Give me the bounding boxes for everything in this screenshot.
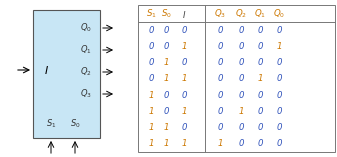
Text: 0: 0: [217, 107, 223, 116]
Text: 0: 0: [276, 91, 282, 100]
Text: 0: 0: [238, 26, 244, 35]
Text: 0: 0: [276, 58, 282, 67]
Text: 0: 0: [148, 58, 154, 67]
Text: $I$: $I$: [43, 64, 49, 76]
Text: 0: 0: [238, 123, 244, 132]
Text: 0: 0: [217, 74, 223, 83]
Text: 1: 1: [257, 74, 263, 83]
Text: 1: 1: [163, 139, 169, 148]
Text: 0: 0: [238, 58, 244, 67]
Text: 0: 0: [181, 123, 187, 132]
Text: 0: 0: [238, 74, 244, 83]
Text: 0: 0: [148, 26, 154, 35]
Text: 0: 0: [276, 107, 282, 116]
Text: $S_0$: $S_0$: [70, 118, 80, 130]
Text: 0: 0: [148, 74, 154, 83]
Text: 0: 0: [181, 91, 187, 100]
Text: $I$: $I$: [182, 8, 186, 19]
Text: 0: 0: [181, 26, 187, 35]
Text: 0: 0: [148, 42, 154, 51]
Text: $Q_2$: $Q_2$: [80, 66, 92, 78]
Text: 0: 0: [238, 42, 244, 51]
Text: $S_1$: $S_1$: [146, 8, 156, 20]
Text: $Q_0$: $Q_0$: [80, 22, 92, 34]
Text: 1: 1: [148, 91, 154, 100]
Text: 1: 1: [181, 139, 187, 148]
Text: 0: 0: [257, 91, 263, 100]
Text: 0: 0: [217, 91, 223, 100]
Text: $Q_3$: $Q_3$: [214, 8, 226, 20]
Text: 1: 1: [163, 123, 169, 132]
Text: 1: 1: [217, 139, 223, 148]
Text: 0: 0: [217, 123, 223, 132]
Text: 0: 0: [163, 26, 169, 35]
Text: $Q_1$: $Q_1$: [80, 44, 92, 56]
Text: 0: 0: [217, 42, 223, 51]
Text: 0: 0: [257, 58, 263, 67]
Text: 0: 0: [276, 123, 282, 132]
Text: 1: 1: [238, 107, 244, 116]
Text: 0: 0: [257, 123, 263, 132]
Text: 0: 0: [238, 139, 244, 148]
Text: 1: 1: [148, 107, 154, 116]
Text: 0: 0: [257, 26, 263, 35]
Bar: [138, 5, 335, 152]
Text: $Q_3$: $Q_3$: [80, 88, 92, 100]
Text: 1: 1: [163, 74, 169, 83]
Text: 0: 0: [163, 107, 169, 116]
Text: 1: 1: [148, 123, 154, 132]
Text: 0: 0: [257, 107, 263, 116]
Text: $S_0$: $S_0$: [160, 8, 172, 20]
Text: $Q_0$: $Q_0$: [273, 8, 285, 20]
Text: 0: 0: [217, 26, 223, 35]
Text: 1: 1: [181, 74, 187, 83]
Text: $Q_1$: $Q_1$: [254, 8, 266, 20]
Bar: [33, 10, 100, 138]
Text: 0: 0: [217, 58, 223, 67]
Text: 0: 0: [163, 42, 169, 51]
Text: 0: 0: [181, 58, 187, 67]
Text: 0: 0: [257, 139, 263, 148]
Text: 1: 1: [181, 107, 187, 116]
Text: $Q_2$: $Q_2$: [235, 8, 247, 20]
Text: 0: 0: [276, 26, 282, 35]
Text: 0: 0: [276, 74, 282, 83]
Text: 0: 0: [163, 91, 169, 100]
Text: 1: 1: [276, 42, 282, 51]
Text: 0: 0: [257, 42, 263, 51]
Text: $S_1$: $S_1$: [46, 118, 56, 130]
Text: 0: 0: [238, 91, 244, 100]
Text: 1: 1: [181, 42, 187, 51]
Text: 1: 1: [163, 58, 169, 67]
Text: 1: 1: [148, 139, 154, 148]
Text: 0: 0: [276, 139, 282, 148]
····················
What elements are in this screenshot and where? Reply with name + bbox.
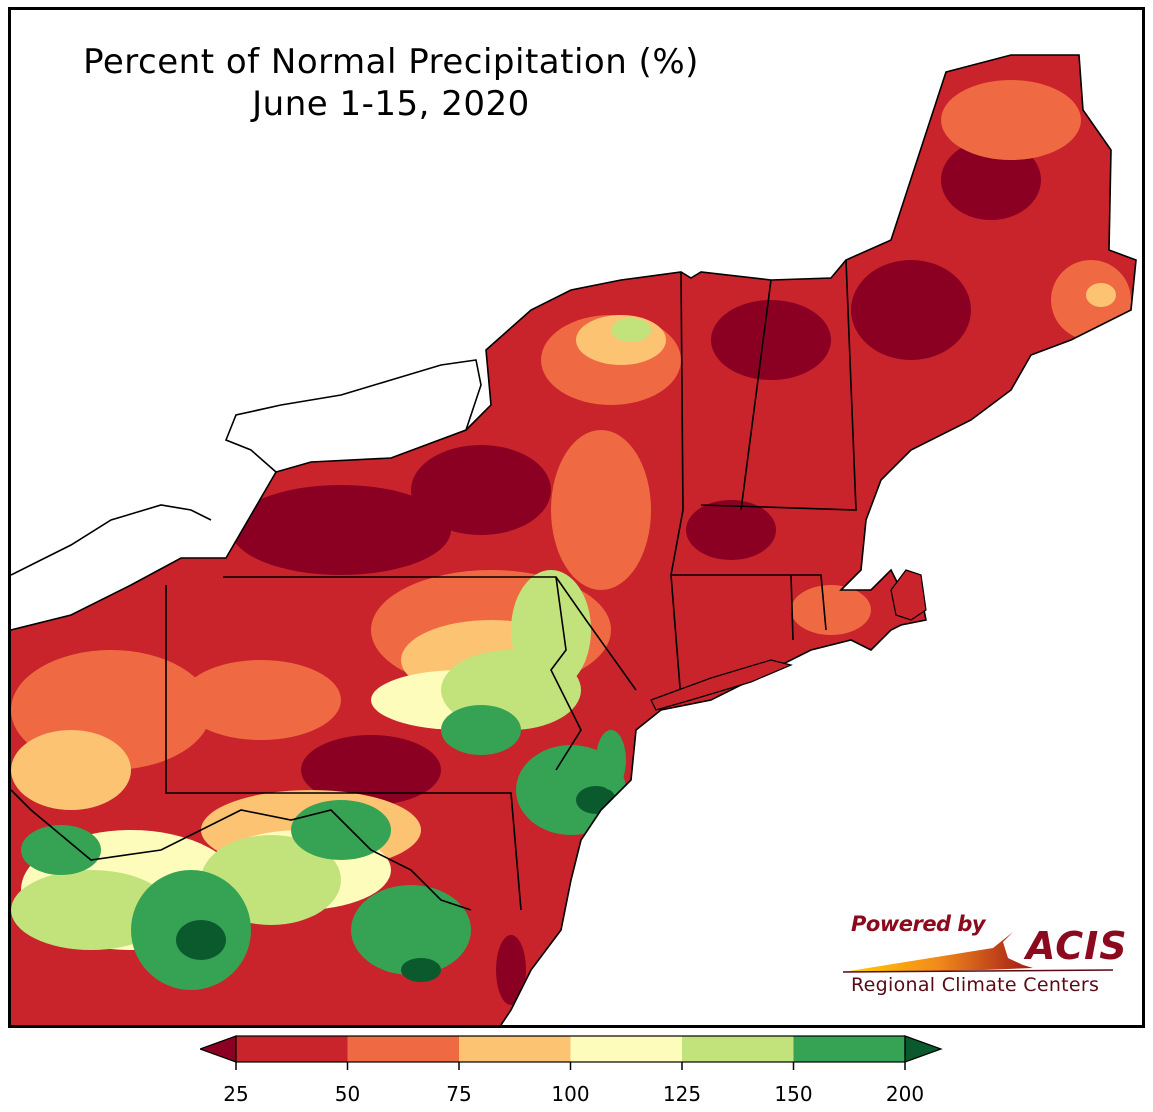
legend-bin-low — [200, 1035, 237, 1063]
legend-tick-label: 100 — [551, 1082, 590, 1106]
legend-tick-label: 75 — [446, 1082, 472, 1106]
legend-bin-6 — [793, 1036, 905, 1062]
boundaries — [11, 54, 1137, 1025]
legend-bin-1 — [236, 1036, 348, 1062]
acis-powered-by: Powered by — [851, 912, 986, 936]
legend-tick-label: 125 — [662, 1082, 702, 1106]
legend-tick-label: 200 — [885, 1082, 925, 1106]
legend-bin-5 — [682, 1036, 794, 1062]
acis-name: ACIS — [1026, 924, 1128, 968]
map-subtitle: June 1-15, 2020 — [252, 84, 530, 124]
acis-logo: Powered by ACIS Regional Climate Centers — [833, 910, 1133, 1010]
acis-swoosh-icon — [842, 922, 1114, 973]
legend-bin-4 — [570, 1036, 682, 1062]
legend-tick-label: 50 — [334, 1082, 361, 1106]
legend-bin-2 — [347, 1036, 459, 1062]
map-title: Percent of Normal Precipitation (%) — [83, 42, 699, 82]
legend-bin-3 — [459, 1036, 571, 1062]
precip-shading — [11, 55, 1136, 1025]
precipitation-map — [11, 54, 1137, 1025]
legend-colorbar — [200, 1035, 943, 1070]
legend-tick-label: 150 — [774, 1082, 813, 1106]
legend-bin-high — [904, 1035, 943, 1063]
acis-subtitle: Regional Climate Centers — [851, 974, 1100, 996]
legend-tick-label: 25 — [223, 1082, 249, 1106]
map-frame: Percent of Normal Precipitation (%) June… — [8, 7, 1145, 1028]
····················
• _THE EXERCISE_: Duplicate the listing lines above verbatim, everything from the line containing "Text: 0: 0: [217, 107, 223, 116]" down to the line containing "Text: 0: 0: [181, 26, 187, 35]", with both end lines included.

• _THE RESULT_:
Text: 0: 0: [217, 107, 223, 116]
Text: 0: 0: [276, 91, 282, 100]
Text: 0: 0: [238, 26, 244, 35]
Text: 0: 0: [276, 58, 282, 67]
Text: 0: 0: [148, 58, 154, 67]
Text: $I$: $I$: [43, 64, 49, 76]
Text: 0: 0: [238, 123, 244, 132]
Text: 0: 0: [217, 74, 223, 83]
Text: 1: 1: [257, 74, 263, 83]
Text: 1: 1: [163, 139, 169, 148]
Text: 0: 0: [238, 58, 244, 67]
Text: 0: 0: [181, 123, 187, 132]
Text: 0: 0: [238, 74, 244, 83]
Text: 0: 0: [148, 26, 154, 35]
Text: 0: 0: [276, 107, 282, 116]
Text: $S_0$: $S_0$: [70, 118, 80, 130]
Text: 0: 0: [148, 74, 154, 83]
Text: 0: 0: [181, 91, 187, 100]
Text: $I$: $I$: [182, 8, 186, 19]
Text: 0: 0: [181, 26, 187, 35]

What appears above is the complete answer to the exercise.